▶ **AIM**: Return each line containing the string "JSON".

-- start of RECORDS TO PROCESS --

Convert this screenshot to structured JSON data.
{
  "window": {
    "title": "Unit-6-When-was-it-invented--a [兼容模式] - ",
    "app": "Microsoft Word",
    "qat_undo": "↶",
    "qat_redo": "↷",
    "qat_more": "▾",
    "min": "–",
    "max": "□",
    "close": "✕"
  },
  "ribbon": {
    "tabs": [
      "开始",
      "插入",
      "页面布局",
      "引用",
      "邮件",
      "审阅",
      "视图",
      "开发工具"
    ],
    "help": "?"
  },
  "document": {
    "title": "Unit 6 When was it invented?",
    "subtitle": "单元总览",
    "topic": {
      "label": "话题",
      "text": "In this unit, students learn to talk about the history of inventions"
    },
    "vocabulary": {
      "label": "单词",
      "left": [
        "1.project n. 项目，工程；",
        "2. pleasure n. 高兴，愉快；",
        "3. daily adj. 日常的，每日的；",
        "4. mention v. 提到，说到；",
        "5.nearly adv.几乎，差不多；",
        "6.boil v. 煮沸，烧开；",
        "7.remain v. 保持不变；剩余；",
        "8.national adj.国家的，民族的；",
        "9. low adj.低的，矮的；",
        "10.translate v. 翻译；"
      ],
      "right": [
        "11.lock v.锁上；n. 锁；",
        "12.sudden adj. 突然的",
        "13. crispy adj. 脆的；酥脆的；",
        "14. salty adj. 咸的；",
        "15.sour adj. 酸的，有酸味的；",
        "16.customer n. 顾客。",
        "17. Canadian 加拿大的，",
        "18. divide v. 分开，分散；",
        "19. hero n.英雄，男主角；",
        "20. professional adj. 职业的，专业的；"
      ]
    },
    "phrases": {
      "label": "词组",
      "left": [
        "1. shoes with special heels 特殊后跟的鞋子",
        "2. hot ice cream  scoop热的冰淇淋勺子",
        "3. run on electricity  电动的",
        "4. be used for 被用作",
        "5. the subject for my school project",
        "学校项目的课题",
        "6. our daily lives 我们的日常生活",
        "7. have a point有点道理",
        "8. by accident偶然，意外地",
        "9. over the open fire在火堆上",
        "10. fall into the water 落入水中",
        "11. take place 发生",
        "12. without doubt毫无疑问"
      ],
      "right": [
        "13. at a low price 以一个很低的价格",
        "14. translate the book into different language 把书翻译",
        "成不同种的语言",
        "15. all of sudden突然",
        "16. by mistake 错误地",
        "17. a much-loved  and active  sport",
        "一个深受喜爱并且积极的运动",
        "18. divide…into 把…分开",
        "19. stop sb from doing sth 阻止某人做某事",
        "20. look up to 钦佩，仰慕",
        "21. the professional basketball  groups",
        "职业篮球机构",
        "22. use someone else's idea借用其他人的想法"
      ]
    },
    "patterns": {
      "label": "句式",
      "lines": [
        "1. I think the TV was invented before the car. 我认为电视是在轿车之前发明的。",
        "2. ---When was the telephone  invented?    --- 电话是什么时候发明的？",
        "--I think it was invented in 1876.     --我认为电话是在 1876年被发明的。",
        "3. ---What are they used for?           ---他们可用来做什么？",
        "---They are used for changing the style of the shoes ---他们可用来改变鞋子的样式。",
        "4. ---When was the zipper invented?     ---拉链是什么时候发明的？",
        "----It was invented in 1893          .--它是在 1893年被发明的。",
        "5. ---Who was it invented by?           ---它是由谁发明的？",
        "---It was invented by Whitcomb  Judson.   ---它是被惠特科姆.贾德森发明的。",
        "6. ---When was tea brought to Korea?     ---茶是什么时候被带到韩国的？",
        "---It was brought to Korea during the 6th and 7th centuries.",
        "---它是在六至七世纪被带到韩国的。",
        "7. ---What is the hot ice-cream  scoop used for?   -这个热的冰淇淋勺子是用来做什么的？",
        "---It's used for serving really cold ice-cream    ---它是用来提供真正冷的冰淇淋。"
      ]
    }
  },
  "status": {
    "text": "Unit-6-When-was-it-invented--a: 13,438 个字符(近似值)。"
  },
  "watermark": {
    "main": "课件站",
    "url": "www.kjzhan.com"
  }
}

-- end of RECORDS TO PROCESS --
-- start of RECORDS TO PROCESS --

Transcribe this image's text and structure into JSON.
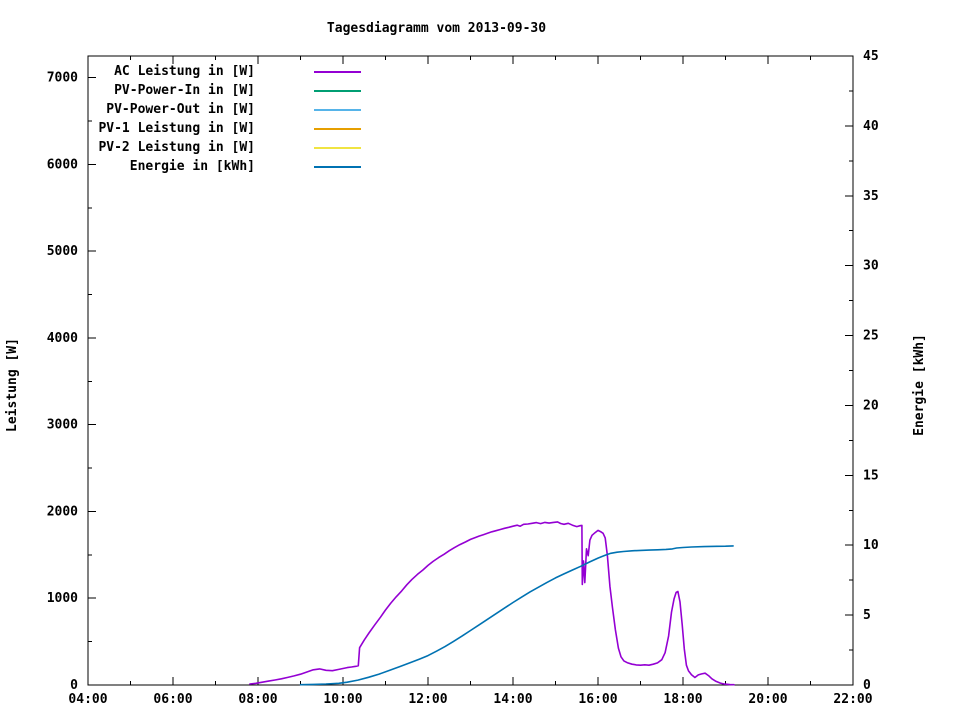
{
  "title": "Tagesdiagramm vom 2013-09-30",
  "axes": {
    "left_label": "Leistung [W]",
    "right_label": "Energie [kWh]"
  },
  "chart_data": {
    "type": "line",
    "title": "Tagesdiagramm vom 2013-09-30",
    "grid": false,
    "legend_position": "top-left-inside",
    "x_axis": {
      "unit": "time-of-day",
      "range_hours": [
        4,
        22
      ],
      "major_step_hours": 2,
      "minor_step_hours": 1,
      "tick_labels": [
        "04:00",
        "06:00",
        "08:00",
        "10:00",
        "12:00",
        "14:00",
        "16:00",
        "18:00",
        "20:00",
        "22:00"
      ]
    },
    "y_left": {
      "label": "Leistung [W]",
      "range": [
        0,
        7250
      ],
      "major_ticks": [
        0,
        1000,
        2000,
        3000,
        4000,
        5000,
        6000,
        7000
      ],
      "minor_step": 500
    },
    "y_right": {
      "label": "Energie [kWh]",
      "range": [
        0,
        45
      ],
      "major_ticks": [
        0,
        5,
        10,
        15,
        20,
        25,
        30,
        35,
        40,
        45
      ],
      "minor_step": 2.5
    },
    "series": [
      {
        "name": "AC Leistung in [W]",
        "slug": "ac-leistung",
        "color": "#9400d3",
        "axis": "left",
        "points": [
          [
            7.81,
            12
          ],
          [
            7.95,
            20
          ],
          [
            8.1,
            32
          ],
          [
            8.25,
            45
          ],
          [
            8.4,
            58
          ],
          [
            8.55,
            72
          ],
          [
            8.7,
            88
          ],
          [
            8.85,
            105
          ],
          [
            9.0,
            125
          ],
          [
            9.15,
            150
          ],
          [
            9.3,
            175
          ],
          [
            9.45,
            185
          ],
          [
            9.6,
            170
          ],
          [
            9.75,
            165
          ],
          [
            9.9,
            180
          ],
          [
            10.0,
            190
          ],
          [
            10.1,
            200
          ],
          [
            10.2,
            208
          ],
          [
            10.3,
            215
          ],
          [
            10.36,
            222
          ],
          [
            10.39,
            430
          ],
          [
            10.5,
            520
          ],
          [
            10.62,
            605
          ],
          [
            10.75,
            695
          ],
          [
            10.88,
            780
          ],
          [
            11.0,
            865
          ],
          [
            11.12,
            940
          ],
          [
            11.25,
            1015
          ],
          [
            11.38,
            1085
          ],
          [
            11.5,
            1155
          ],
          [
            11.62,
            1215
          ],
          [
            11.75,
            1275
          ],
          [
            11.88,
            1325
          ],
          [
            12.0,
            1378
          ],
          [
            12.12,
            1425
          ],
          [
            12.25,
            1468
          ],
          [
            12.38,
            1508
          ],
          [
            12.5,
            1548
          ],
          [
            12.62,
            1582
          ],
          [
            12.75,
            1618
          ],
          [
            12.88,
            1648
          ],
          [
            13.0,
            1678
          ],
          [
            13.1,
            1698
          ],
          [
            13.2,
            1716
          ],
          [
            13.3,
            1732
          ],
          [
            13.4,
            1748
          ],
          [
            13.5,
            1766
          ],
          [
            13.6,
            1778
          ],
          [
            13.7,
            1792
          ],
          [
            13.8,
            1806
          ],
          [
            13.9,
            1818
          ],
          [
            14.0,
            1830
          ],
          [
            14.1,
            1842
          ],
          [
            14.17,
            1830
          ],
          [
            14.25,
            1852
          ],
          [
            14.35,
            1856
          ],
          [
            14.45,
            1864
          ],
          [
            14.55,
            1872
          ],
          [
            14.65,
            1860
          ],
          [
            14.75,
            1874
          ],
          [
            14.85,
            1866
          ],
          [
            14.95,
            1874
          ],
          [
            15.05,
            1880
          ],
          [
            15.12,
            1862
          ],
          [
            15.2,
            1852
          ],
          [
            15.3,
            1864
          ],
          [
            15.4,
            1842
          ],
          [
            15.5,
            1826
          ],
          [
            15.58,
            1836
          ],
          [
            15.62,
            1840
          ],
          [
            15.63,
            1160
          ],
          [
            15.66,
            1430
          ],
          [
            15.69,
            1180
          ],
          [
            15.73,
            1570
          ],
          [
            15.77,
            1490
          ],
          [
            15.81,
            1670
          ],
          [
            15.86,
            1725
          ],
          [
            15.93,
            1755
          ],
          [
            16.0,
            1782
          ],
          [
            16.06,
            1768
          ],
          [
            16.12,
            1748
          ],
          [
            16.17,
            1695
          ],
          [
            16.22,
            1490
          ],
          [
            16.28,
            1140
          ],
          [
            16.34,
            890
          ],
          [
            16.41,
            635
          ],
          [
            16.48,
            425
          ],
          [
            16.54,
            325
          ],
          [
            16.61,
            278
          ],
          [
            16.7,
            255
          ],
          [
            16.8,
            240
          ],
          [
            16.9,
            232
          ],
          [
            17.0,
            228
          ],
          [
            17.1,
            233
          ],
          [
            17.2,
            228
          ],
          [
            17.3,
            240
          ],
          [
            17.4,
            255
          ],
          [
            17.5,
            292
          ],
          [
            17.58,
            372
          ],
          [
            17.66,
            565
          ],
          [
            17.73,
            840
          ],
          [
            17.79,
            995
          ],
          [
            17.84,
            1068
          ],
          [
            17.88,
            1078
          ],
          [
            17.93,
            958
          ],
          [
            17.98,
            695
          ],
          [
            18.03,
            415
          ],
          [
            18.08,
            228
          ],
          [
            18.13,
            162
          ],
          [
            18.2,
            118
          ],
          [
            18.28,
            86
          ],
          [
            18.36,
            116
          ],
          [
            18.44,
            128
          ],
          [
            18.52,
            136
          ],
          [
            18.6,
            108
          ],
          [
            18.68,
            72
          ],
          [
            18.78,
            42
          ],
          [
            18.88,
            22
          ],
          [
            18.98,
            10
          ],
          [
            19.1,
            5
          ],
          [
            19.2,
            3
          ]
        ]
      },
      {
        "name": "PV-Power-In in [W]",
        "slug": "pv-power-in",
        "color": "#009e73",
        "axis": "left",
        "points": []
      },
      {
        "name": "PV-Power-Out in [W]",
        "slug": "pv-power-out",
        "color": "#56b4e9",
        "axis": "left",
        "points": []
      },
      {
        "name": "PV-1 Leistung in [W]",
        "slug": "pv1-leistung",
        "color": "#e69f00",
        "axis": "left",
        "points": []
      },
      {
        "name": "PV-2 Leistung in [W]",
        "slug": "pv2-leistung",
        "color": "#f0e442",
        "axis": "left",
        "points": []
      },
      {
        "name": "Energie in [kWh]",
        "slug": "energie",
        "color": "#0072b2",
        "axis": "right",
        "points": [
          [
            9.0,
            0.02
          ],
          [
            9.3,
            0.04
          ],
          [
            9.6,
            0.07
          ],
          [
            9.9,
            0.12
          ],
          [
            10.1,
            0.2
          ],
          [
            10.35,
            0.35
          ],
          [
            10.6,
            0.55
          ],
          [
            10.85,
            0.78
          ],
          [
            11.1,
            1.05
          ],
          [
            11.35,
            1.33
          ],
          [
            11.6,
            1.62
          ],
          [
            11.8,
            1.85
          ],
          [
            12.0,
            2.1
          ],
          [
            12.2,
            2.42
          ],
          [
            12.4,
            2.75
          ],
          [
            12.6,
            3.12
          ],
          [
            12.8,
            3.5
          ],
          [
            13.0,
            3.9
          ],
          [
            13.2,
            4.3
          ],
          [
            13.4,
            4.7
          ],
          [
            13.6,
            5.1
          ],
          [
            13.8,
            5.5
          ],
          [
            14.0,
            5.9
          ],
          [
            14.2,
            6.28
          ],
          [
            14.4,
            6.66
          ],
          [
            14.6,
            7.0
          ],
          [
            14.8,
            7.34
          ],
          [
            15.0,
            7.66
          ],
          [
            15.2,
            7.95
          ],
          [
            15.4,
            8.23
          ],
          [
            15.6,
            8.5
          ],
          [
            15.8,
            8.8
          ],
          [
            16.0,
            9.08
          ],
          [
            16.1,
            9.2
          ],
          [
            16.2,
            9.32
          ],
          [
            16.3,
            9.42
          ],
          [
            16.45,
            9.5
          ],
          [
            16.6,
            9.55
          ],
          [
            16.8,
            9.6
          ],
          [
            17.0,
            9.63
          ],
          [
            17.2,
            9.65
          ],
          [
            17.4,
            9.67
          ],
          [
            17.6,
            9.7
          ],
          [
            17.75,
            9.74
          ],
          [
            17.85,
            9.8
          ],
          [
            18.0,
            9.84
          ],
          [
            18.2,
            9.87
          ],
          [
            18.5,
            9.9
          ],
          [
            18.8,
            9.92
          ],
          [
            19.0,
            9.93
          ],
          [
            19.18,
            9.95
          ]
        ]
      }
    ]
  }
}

-- end of RECORDS TO PROCESS --

▶ **FINISHED TASK**:
Convert this screenshot to structured JSON data.
Transcribe this image's text and structure into JSON.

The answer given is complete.